▸ Requirement
Nothing in the data should change when you return it, but leave the pictures out.

▸ Stored rows
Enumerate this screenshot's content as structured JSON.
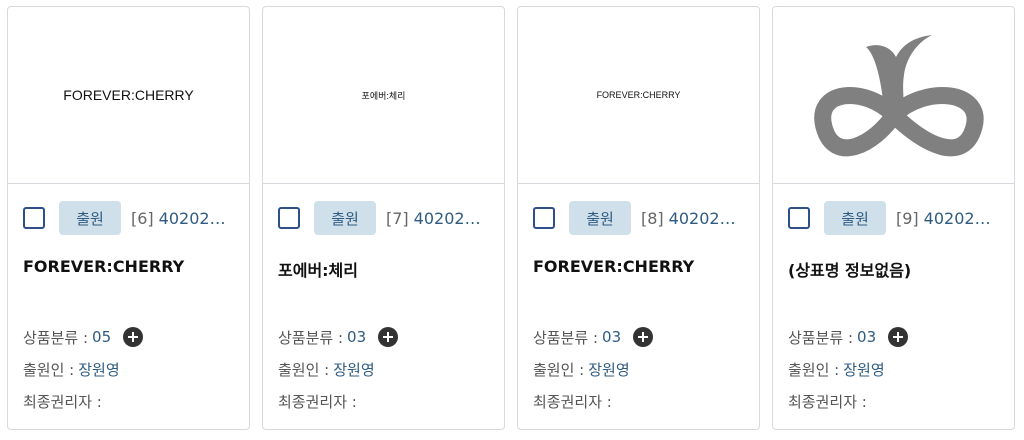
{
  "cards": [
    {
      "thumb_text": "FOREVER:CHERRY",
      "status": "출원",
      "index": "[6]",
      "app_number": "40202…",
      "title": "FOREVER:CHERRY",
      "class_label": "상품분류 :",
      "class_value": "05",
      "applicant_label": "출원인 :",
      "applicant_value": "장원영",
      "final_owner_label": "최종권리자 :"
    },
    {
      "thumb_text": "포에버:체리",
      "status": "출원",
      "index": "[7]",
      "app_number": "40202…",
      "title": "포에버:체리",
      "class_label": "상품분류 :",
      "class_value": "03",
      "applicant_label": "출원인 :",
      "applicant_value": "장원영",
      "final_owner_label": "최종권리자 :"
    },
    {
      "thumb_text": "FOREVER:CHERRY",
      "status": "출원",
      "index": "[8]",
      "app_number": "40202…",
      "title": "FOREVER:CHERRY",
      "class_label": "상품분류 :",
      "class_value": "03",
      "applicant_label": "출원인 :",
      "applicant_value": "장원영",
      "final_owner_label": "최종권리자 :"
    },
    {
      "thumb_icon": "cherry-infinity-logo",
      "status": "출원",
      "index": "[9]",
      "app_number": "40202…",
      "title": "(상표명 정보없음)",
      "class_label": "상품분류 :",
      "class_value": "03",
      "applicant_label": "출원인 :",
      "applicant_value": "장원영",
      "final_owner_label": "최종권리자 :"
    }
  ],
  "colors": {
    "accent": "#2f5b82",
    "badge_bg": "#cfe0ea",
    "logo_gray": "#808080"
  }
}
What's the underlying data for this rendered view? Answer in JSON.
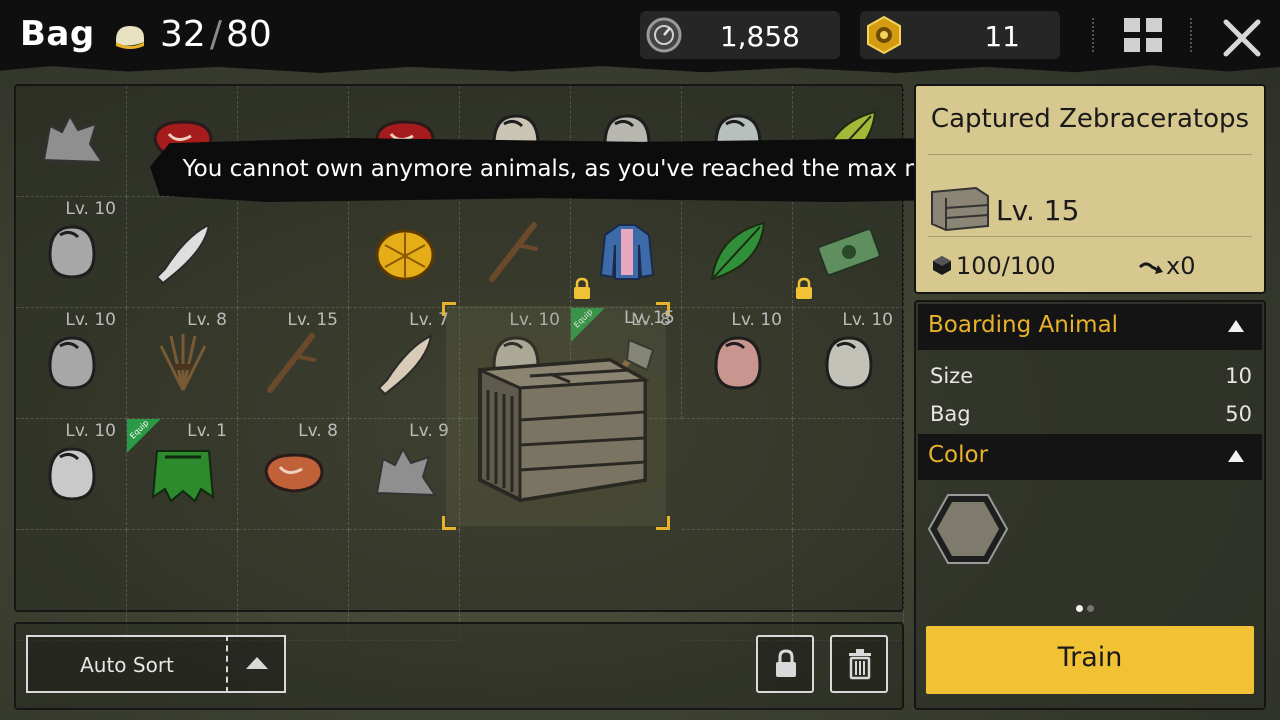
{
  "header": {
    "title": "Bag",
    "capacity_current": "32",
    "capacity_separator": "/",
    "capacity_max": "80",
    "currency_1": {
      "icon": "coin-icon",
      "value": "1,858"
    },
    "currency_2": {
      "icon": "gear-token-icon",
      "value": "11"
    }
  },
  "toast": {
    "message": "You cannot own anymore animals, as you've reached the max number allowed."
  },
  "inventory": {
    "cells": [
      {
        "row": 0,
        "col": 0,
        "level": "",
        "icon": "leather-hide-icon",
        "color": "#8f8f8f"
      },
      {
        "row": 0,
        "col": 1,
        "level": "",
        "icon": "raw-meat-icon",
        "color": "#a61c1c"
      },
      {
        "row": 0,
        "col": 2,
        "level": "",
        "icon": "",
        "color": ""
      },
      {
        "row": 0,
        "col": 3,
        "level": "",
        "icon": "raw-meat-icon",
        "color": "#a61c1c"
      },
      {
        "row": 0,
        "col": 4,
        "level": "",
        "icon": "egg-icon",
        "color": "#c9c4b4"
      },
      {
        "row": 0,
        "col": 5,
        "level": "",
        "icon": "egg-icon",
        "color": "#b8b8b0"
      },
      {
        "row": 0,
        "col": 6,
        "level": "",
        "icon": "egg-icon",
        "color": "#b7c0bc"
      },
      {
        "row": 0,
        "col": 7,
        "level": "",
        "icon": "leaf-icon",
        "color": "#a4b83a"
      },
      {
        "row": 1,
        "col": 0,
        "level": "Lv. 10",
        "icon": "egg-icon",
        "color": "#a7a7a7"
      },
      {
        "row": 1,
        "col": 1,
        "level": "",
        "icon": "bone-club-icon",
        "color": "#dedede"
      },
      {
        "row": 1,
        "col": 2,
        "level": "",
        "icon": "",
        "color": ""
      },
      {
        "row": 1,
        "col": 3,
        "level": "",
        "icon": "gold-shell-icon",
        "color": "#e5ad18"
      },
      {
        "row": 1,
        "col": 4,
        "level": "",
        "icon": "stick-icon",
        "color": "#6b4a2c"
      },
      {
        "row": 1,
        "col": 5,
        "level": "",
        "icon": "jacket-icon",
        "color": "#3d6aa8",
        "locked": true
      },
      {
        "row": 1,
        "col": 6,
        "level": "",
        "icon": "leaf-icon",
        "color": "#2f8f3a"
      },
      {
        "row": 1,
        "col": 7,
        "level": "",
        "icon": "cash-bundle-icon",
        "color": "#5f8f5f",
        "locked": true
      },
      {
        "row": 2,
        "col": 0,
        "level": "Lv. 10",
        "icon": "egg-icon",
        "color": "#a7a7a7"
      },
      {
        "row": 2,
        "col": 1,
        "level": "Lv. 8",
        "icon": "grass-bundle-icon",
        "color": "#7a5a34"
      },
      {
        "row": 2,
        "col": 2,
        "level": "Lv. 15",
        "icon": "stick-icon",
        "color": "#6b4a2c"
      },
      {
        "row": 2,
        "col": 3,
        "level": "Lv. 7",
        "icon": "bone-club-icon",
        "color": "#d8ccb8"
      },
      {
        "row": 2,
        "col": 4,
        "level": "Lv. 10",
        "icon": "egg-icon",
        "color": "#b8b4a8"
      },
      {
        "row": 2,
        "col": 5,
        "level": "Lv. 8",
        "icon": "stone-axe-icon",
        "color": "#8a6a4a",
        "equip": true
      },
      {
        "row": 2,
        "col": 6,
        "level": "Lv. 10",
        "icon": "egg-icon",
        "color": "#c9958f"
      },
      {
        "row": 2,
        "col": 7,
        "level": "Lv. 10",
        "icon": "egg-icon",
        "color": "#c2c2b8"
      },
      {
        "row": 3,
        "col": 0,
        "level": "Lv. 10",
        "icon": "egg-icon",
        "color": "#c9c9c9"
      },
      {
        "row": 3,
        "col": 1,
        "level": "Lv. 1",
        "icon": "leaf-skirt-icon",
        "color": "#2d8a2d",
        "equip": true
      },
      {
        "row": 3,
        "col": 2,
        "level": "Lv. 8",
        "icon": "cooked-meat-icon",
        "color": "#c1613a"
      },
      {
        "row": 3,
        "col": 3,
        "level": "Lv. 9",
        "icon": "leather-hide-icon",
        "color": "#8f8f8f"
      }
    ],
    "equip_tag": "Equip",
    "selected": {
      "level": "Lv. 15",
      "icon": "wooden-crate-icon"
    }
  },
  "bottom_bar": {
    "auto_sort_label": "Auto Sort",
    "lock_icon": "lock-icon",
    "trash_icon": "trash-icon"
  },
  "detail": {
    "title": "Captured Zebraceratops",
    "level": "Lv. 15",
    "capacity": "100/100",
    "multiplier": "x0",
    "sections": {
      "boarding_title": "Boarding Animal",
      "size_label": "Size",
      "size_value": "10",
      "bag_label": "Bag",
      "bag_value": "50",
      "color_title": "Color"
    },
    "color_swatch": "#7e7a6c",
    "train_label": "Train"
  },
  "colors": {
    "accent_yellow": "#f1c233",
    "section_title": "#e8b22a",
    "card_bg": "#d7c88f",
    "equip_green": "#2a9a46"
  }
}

▸ Solution to the problem
Enumerate this screenshot's content as structured JSON.
{
  "cards": [
    {
      "thumb_text": "FOREVER:CHERRY",
      "status": "출원",
      "index": "[6]",
      "app_number": "40202…",
      "title": "FOREVER:CHERRY",
      "class_label": "상품분류 :",
      "class_value": "05",
      "applicant_label": "출원인 :",
      "applicant_value": "장원영",
      "final_owner_label": "최종권리자 :"
    },
    {
      "thumb_text": "포에버:체리",
      "status": "출원",
      "index": "[7]",
      "app_number": "40202…",
      "title": "포에버:체리",
      "class_label": "상품분류 :",
      "class_value": "03",
      "applicant_label": "출원인 :",
      "applicant_value": "장원영",
      "final_owner_label": "최종권리자 :"
    },
    {
      "thumb_text": "FOREVER:CHERRY",
      "status": "출원",
      "index": "[8]",
      "app_number": "40202…",
      "title": "FOREVER:CHERRY",
      "class_label": "상품분류 :",
      "class_value": "03",
      "applicant_label": "출원인 :",
      "applicant_value": "장원영",
      "final_owner_label": "최종권리자 :"
    },
    {
      "thumb_icon": "cherry-infinity-logo",
      "status": "출원",
      "index": "[9]",
      "app_number": "40202…",
      "title": "(상표명 정보없음)",
      "class_label": "상품분류 :",
      "class_value": "03",
      "applicant_label": "출원인 :",
      "applicant_value": "장원영",
      "final_owner_label": "최종권리자 :"
    }
  ],
  "colors": {
    "accent": "#2f5b82",
    "badge_bg": "#cfe0ea",
    "logo_gray": "#808080"
  }
}
What's the underlying data for this rendered view? Answer in JSON.
{
  "header": {
    "title": "Bag",
    "capacity_current": "32",
    "capacity_separator": "/",
    "capacity_max": "80",
    "currency_1": {
      "icon": "coin-icon",
      "value": "1,858"
    },
    "currency_2": {
      "icon": "gear-token-icon",
      "value": "11"
    }
  },
  "toast": {
    "message": "You cannot own anymore animals, as you've reached the max number allowed."
  },
  "inventory": {
    "cells": [
      {
        "row": 0,
        "col": 0,
        "level": "",
        "icon": "leather-hide-icon",
        "color": "#8f8f8f"
      },
      {
        "row": 0,
        "col": 1,
        "level": "",
        "icon": "raw-meat-icon",
        "color": "#a61c1c"
      },
      {
        "row": 0,
        "col": 2,
        "level": "",
        "icon": "",
        "color": ""
      },
      {
        "row": 0,
        "col": 3,
        "level": "",
        "icon": "raw-meat-icon",
        "color": "#a61c1c"
      },
      {
        "row": 0,
        "col": 4,
        "level": "",
        "icon": "egg-icon",
        "color": "#c9c4b4"
      },
      {
        "row": 0,
        "col": 5,
        "level": "",
        "icon": "egg-icon",
        "color": "#b8b8b0"
      },
      {
        "row": 0,
        "col": 6,
        "level": "",
        "icon": "egg-icon",
        "color": "#b7c0bc"
      },
      {
        "row": 0,
        "col": 7,
        "level": "",
        "icon": "leaf-icon",
        "color": "#a4b83a"
      },
      {
        "row": 1,
        "col": 0,
        "level": "Lv. 10",
        "icon": "egg-icon",
        "color": "#a7a7a7"
      },
      {
        "row": 1,
        "col": 1,
        "level": "",
        "icon": "bone-club-icon",
        "color": "#dedede"
      },
      {
        "row": 1,
        "col": 2,
        "level": "",
        "icon": "",
        "color": ""
      },
      {
        "row": 1,
        "col": 3,
        "level": "",
        "icon": "gold-shell-icon",
        "color": "#e5ad18"
      },
      {
        "row": 1,
        "col": 4,
        "level": "",
        "icon": "stick-icon",
        "color": "#6b4a2c"
      },
      {
        "row": 1,
        "col": 5,
        "level": "",
        "icon": "jacket-icon",
        "color": "#3d6aa8",
        "locked": true
      },
      {
        "row": 1,
        "col": 6,
        "level": "",
        "icon": "leaf-icon",
        "color": "#2f8f3a"
      },
      {
        "row": 1,
        "col": 7,
        "level": "",
        "icon": "cash-bundle-icon",
        "color": "#5f8f5f",
        "locked": true
      },
      {
        "row": 2,
        "col": 0,
        "level": "Lv. 10",
        "icon": "egg-icon",
        "color": "#a7a7a7"
      },
      {
        "row": 2,
        "col": 1,
        "level": "Lv. 8",
        "icon": "grass-bundle-icon",
        "color": "#7a5a34"
      },
      {
        "row": 2,
        "col": 2,
        "level": "Lv. 15",
        "icon": "stick-icon",
        "color": "#6b4a2c"
      },
      {
        "row": 2,
        "col": 3,
        "level": "Lv. 7",
        "icon": "bone-club-icon",
        "color": "#d8ccb8"
      },
      {
        "row": 2,
        "col": 4,
        "level": "Lv. 10",
        "icon": "egg-icon",
        "color": "#b8b4a8"
      },
      {
        "row": 2,
        "col": 5,
        "level": "Lv. 8",
        "icon": "stone-axe-icon",
        "color": "#8a6a4a",
        "equip": true
      },
      {
        "row": 2,
        "col": 6,
        "level": "Lv. 10",
        "icon": "egg-icon",
        "color": "#c9958f"
      },
      {
        "row": 2,
        "col": 7,
        "level": "Lv. 10",
        "icon": "egg-icon",
        "color": "#c2c2b8"
      },
      {
        "row": 3,
        "col": 0,
        "level": "Lv. 10",
        "icon": "egg-icon",
        "color": "#c9c9c9"
      },
      {
        "row": 3,
        "col": 1,
        "level": "Lv. 1",
        "icon": "leaf-skirt-icon",
        "color": "#2d8a2d",
        "equip": true
      },
      {
        "row": 3,
        "col": 2,
        "level": "Lv. 8",
        "icon": "cooked-meat-icon",
        "color": "#c1613a"
      },
      {
        "row": 3,
        "col": 3,
        "level": "Lv. 9",
        "icon": "leather-hide-icon",
        "color": "#8f8f8f"
      }
    ],
    "equip_tag": "Equip",
    "selected": {
      "level": "Lv. 15",
      "icon": "wooden-crate-icon"
    }
  },
  "bottom_bar": {
    "auto_sort_label": "Auto Sort",
    "lock_icon": "lock-icon",
    "trash_icon": "trash-icon"
  },
  "detail": {
    "title": "Captured Zebraceratops",
    "level": "Lv. 15",
    "capacity": "100/100",
    "multiplier": "x0",
    "sections": {
      "boarding_title": "Boarding Animal",
      "size_label": "Size",
      "size_value": "10",
      "bag_label": "Bag",
      "bag_value": "50",
      "color_title": "Color"
    },
    "color_swatch": "#7e7a6c",
    "train_label": "Train"
  },
  "colors": {
    "accent_yellow": "#f1c233",
    "section_title": "#e8b22a",
    "card_bg": "#d7c88f",
    "equip_green": "#2a9a46"
  }
}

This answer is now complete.